(EXERCISE): Find each line with the word "JSON" and copy it.

Structured figure records:
-- START --

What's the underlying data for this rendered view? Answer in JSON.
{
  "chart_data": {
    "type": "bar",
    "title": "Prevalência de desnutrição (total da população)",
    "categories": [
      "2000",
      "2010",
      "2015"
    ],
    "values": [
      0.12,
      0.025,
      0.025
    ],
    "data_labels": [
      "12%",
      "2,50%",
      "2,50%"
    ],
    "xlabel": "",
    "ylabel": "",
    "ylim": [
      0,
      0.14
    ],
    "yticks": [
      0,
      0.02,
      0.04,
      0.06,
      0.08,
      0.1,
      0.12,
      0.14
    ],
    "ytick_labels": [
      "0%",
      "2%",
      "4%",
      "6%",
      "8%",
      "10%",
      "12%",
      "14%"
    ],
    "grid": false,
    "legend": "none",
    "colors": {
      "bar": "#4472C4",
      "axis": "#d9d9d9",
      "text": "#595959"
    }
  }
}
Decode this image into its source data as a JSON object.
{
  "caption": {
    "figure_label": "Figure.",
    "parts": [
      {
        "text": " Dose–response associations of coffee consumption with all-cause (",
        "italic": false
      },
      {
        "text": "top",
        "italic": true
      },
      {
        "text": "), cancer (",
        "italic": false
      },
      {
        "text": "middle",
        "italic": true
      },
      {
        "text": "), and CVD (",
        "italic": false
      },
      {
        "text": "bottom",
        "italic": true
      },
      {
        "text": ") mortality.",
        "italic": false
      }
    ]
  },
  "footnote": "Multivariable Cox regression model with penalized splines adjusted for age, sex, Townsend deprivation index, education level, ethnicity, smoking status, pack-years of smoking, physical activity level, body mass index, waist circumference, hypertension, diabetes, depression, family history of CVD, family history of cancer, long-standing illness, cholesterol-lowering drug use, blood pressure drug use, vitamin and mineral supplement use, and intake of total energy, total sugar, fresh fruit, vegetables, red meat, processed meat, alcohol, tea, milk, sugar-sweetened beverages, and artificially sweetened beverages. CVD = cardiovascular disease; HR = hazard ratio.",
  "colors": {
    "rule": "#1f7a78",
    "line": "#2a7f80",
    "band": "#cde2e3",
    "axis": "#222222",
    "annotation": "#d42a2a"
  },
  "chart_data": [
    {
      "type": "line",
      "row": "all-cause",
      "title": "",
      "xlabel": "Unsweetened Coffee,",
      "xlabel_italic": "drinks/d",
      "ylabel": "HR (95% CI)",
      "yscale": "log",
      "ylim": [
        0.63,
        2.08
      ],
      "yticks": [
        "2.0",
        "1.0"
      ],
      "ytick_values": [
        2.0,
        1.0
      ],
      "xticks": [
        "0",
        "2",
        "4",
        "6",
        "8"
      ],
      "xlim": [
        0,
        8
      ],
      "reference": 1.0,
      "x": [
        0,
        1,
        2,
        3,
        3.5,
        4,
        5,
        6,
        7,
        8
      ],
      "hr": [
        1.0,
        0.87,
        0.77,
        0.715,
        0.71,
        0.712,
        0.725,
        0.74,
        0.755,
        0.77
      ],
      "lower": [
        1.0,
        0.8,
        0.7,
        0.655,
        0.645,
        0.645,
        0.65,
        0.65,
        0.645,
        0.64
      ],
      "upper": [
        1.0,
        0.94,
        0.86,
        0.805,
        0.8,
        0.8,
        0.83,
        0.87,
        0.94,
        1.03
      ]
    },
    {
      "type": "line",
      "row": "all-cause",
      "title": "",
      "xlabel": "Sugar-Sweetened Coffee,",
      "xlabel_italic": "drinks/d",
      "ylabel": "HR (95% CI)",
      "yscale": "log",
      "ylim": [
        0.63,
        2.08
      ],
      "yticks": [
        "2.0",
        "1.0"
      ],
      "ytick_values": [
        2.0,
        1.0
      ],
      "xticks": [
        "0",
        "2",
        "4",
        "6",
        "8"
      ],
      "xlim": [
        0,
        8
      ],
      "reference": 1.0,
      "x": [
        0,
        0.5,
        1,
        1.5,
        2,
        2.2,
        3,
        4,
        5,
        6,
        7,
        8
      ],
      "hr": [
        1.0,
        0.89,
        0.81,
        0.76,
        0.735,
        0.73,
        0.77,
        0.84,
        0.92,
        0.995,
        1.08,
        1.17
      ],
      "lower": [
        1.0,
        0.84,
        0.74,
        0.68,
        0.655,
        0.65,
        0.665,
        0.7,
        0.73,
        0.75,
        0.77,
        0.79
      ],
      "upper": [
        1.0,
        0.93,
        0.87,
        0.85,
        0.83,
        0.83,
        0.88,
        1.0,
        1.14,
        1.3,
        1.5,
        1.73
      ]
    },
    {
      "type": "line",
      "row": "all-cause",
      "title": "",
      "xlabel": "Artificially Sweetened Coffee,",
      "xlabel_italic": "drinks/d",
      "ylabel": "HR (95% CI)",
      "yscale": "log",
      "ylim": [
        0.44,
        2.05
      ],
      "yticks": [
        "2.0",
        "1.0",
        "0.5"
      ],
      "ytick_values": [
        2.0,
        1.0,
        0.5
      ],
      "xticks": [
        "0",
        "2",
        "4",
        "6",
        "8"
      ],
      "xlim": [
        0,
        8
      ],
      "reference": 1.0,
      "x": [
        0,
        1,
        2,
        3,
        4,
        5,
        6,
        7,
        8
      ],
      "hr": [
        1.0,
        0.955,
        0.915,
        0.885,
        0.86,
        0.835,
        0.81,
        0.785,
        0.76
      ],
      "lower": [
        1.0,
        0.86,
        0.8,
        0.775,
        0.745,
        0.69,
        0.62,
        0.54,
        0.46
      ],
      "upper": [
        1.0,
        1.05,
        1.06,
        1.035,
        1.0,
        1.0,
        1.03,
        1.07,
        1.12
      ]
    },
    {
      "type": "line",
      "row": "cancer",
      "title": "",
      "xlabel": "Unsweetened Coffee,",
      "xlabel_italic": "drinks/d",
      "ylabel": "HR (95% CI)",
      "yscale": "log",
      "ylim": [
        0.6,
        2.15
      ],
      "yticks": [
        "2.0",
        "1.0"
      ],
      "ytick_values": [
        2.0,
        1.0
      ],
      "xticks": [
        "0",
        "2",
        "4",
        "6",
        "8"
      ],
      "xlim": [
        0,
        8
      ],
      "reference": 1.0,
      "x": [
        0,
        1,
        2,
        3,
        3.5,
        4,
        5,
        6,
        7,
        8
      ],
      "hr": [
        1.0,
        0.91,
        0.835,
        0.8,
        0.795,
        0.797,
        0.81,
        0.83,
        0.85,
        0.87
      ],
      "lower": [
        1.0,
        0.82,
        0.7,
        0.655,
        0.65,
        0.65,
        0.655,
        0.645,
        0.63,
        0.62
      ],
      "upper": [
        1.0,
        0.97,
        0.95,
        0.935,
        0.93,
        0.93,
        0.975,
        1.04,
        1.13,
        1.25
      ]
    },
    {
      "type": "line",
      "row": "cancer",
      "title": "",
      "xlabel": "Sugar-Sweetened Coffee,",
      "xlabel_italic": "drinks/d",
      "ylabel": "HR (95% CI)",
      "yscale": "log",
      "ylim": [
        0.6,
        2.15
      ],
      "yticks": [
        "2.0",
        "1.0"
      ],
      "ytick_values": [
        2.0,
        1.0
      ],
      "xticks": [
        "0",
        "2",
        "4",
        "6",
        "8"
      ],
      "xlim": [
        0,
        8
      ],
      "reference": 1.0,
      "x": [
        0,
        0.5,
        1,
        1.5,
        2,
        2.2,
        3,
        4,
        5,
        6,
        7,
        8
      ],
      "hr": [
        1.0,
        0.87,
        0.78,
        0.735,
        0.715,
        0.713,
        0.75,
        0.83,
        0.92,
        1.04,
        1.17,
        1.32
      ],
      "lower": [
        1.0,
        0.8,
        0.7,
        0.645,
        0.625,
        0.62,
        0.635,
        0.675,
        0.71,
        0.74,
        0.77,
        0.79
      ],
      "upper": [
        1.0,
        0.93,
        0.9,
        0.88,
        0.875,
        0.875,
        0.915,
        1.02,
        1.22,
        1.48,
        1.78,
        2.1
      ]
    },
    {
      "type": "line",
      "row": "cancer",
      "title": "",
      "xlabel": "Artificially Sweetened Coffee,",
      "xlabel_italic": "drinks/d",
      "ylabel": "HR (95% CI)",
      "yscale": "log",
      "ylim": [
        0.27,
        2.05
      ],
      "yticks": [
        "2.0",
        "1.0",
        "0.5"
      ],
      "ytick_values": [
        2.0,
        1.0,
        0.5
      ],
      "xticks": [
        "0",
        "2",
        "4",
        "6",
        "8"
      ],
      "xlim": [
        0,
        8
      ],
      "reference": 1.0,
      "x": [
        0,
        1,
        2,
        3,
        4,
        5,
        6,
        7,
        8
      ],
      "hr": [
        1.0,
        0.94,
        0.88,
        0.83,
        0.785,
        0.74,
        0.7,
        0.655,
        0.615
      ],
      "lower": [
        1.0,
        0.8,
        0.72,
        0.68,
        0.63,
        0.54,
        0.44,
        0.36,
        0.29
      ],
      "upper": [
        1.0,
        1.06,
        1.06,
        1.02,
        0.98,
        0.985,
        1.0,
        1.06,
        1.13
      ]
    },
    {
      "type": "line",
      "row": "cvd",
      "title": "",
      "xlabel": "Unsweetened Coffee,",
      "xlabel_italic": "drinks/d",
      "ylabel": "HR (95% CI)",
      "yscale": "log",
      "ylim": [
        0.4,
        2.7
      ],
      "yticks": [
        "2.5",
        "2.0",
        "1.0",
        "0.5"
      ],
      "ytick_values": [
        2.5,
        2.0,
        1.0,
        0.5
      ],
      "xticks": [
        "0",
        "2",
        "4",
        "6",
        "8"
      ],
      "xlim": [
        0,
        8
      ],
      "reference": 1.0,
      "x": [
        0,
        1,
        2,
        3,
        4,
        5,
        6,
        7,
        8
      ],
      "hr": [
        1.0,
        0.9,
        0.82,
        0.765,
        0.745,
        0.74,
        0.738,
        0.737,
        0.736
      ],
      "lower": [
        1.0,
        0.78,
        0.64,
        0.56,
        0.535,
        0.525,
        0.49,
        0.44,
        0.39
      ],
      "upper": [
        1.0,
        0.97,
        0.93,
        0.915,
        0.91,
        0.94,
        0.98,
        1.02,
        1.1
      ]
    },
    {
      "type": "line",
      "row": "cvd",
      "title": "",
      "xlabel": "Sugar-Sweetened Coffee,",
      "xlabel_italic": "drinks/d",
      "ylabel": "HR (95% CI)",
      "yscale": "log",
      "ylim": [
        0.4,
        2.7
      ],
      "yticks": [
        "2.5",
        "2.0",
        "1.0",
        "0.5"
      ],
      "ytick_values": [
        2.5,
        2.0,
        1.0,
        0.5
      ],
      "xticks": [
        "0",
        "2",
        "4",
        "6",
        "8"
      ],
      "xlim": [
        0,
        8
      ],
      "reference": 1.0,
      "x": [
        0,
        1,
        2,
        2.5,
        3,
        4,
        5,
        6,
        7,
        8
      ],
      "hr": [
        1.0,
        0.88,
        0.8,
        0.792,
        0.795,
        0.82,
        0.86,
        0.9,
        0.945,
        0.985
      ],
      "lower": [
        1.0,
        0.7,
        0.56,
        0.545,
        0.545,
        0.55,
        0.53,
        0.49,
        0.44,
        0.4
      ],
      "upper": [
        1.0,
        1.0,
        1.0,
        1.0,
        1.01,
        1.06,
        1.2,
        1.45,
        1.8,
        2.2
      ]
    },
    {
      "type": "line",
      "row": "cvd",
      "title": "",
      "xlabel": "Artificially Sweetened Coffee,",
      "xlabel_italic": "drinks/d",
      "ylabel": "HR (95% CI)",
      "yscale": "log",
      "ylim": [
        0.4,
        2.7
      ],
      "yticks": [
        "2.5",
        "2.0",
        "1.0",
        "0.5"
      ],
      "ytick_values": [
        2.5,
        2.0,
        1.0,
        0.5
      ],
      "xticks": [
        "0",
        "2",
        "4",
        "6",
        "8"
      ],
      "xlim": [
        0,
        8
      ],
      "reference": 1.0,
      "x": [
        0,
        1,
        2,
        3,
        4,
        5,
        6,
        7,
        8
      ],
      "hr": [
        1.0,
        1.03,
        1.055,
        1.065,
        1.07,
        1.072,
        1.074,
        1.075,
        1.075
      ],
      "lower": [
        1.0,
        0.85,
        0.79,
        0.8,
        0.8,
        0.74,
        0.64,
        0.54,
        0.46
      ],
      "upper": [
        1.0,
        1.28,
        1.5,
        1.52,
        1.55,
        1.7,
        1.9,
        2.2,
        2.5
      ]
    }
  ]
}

-- END --

(RESULT BELOW):
What's the underlying data for this rendered view? Answer in JSON.
Decode this image into its source data as a JSON object.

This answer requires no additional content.